**MATERIAL FOR THIS EXERCISE:**
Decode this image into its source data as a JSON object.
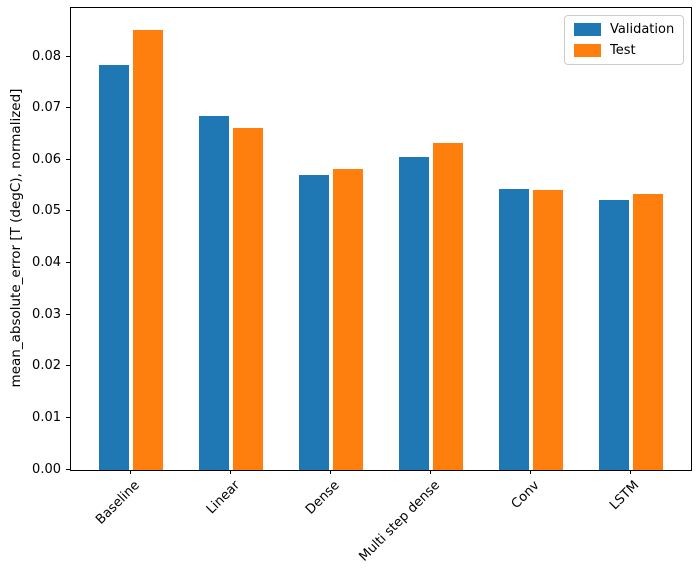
{
  "chart_data": {
    "type": "bar",
    "categories": [
      "Baseline",
      "Linear",
      "Dense",
      "Multi step dense",
      "Conv",
      "LSTM"
    ],
    "series": [
      {
        "name": "Validation",
        "color": "#1f77b4",
        "values": [
          0.0785,
          0.0686,
          0.0571,
          0.0606,
          0.0545,
          0.0524
        ]
      },
      {
        "name": "Test",
        "color": "#ff7f0e",
        "values": [
          0.0852,
          0.0663,
          0.0583,
          0.0634,
          0.0542,
          0.0534
        ]
      }
    ],
    "title": "",
    "xlabel": "",
    "ylabel": "mean_absolute_error [T (degC), normalized]",
    "ylim": [
      0,
      0.0895
    ],
    "yticks": [
      0.0,
      0.01,
      0.02,
      0.03,
      0.04,
      0.05,
      0.06,
      0.07,
      0.08
    ],
    "ytick_labels": [
      "0.00",
      "0.01",
      "0.02",
      "0.03",
      "0.04",
      "0.05",
      "0.06",
      "0.07",
      "0.08"
    ],
    "xtick_rotation_deg": 45,
    "grid": false,
    "legend": {
      "position": "upper right",
      "entries": [
        {
          "label": "Validation",
          "color": "#1f77b4"
        },
        {
          "label": "Test",
          "color": "#ff7f0e"
        }
      ]
    },
    "axis_color": "#000000",
    "background_color": "#ffffff"
  }
}
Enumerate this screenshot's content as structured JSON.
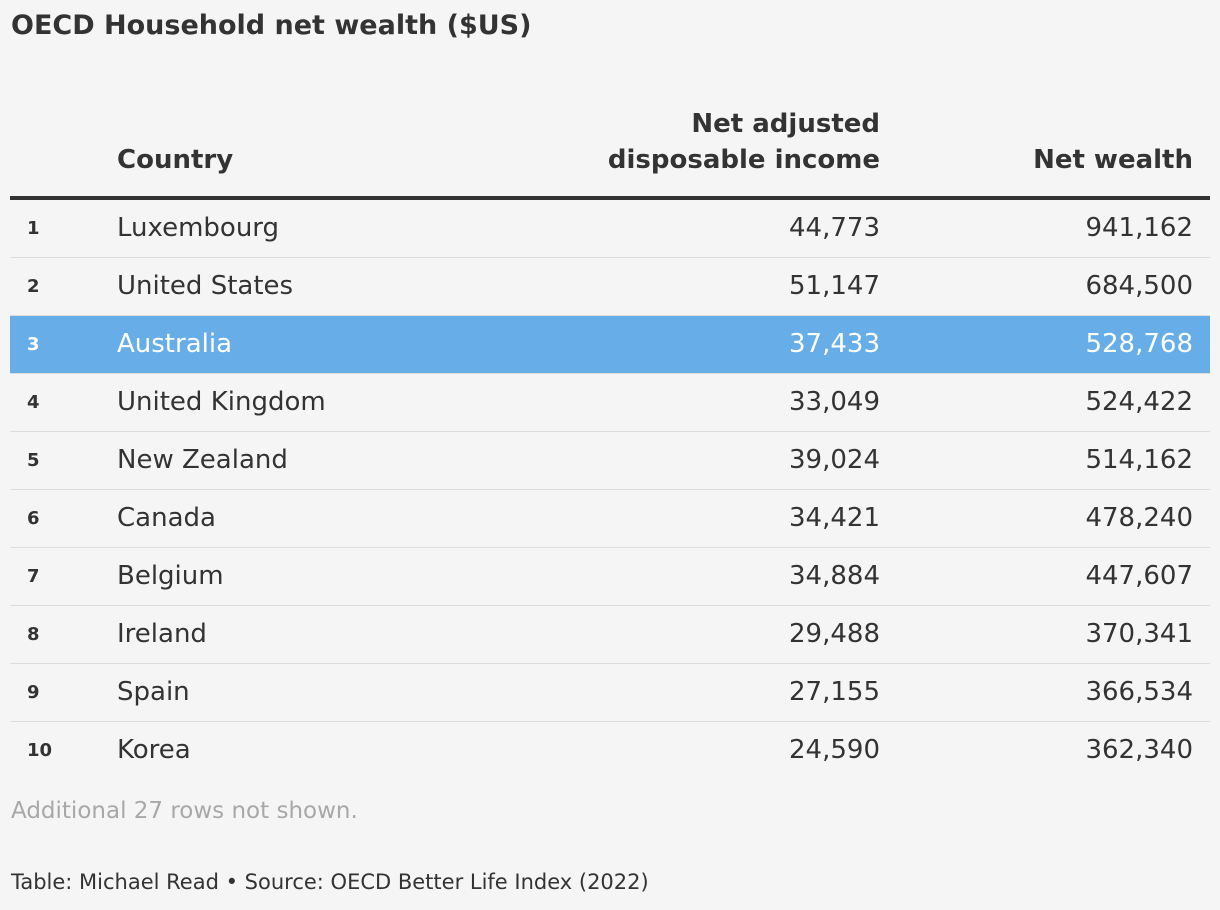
{
  "title": "OECD Household net wealth ($US)",
  "chart_data": {
    "type": "table",
    "title": "OECD Household net wealth ($US)",
    "columns": [
      "",
      "Country",
      "Net adjusted disposable income",
      "Net wealth"
    ],
    "header_income": "Net adjusted\ndisposable income",
    "rows": [
      {
        "rank": "1",
        "country": "Luxembourg",
        "income": "44,773",
        "wealth": "941,162",
        "highlight": false
      },
      {
        "rank": "2",
        "country": "United States",
        "income": "51,147",
        "wealth": "684,500",
        "highlight": false
      },
      {
        "rank": "3",
        "country": "Australia",
        "income": "37,433",
        "wealth": "528,768",
        "highlight": true
      },
      {
        "rank": "4",
        "country": "United Kingdom",
        "income": "33,049",
        "wealth": "524,422",
        "highlight": false
      },
      {
        "rank": "5",
        "country": "New Zealand",
        "income": "39,024",
        "wealth": "514,162",
        "highlight": false
      },
      {
        "rank": "6",
        "country": "Canada",
        "income": "34,421",
        "wealth": "478,240",
        "highlight": false
      },
      {
        "rank": "7",
        "country": "Belgium",
        "income": "34,884",
        "wealth": "447,607",
        "highlight": false
      },
      {
        "rank": "8",
        "country": "Ireland",
        "income": "29,488",
        "wealth": "370,341",
        "highlight": false
      },
      {
        "rank": "9",
        "country": "Spain",
        "income": "27,155",
        "wealth": "366,534",
        "highlight": false
      },
      {
        "rank": "10",
        "country": "Korea",
        "income": "24,590",
        "wealth": "362,340",
        "highlight": false
      }
    ],
    "highlight_color": "#67aee8"
  },
  "note": "Additional 27 rows not shown.",
  "footer": "Table: Michael Read • Source: OECD Better Life Index (2022)"
}
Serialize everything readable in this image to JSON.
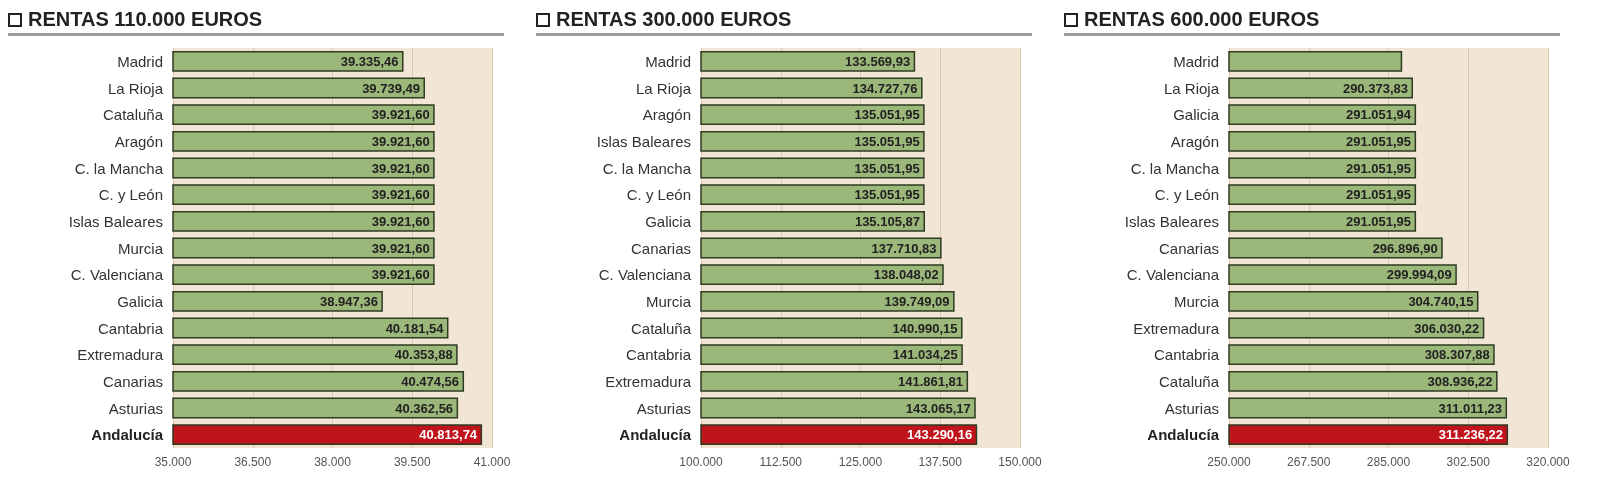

**EXERCISE BRIEF:** Every record above should be transcribed exactly; the pictures stay out of the copy.

**FINAL RESULT:**
Decode this image into its source data as a JSON object.
{
  "chart_data": {
    "type": "bar",
    "categories": [
      "Baseline",
      "Linear",
      "Dense",
      "Multi step dense",
      "Conv",
      "LSTM"
    ],
    "series": [
      {
        "name": "Validation",
        "color": "#1f77b4",
        "values": [
          0.0785,
          0.0686,
          0.0571,
          0.0606,
          0.0545,
          0.0524
        ]
      },
      {
        "name": "Test",
        "color": "#ff7f0e",
        "values": [
          0.0852,
          0.0663,
          0.0583,
          0.0634,
          0.0542,
          0.0534
        ]
      }
    ],
    "title": "",
    "xlabel": "",
    "ylabel": "mean_absolute_error [T (degC), normalized]",
    "ylim": [
      0,
      0.0895
    ],
    "yticks": [
      0.0,
      0.01,
      0.02,
      0.03,
      0.04,
      0.05,
      0.06,
      0.07,
      0.08
    ],
    "ytick_labels": [
      "0.00",
      "0.01",
      "0.02",
      "0.03",
      "0.04",
      "0.05",
      "0.06",
      "0.07",
      "0.08"
    ],
    "xtick_rotation_deg": 45,
    "grid": false,
    "legend": {
      "position": "upper right",
      "entries": [
        {
          "label": "Validation",
          "color": "#1f77b4"
        },
        {
          "label": "Test",
          "color": "#ff7f0e"
        }
      ]
    },
    "axis_color": "#000000",
    "background_color": "#ffffff"
  }
}
Enumerate this screenshot's content as structured JSON.
{
  "title": "OECD Household net wealth ($US)",
  "chart_data": {
    "type": "table",
    "title": "OECD Household net wealth ($US)",
    "columns": [
      "",
      "Country",
      "Net adjusted disposable income",
      "Net wealth"
    ],
    "header_income": "Net adjusted\ndisposable income",
    "rows": [
      {
        "rank": "1",
        "country": "Luxembourg",
        "income": "44,773",
        "wealth": "941,162",
        "highlight": false
      },
      {
        "rank": "2",
        "country": "United States",
        "income": "51,147",
        "wealth": "684,500",
        "highlight": false
      },
      {
        "rank": "3",
        "country": "Australia",
        "income": "37,433",
        "wealth": "528,768",
        "highlight": true
      },
      {
        "rank": "4",
        "country": "United Kingdom",
        "income": "33,049",
        "wealth": "524,422",
        "highlight": false
      },
      {
        "rank": "5",
        "country": "New Zealand",
        "income": "39,024",
        "wealth": "514,162",
        "highlight": false
      },
      {
        "rank": "6",
        "country": "Canada",
        "income": "34,421",
        "wealth": "478,240",
        "highlight": false
      },
      {
        "rank": "7",
        "country": "Belgium",
        "income": "34,884",
        "wealth": "447,607",
        "highlight": false
      },
      {
        "rank": "8",
        "country": "Ireland",
        "income": "29,488",
        "wealth": "370,341",
        "highlight": false
      },
      {
        "rank": "9",
        "country": "Spain",
        "income": "27,155",
        "wealth": "366,534",
        "highlight": false
      },
      {
        "rank": "10",
        "country": "Korea",
        "income": "24,590",
        "wealth": "362,340",
        "highlight": false
      }
    ],
    "highlight_color": "#67aee8"
  },
  "note": "Additional 27 rows not shown.",
  "footer": "Table: Michael Read • Source: OECD Better Life Index (2022)"
}
Serialize everything readable in this image to JSON.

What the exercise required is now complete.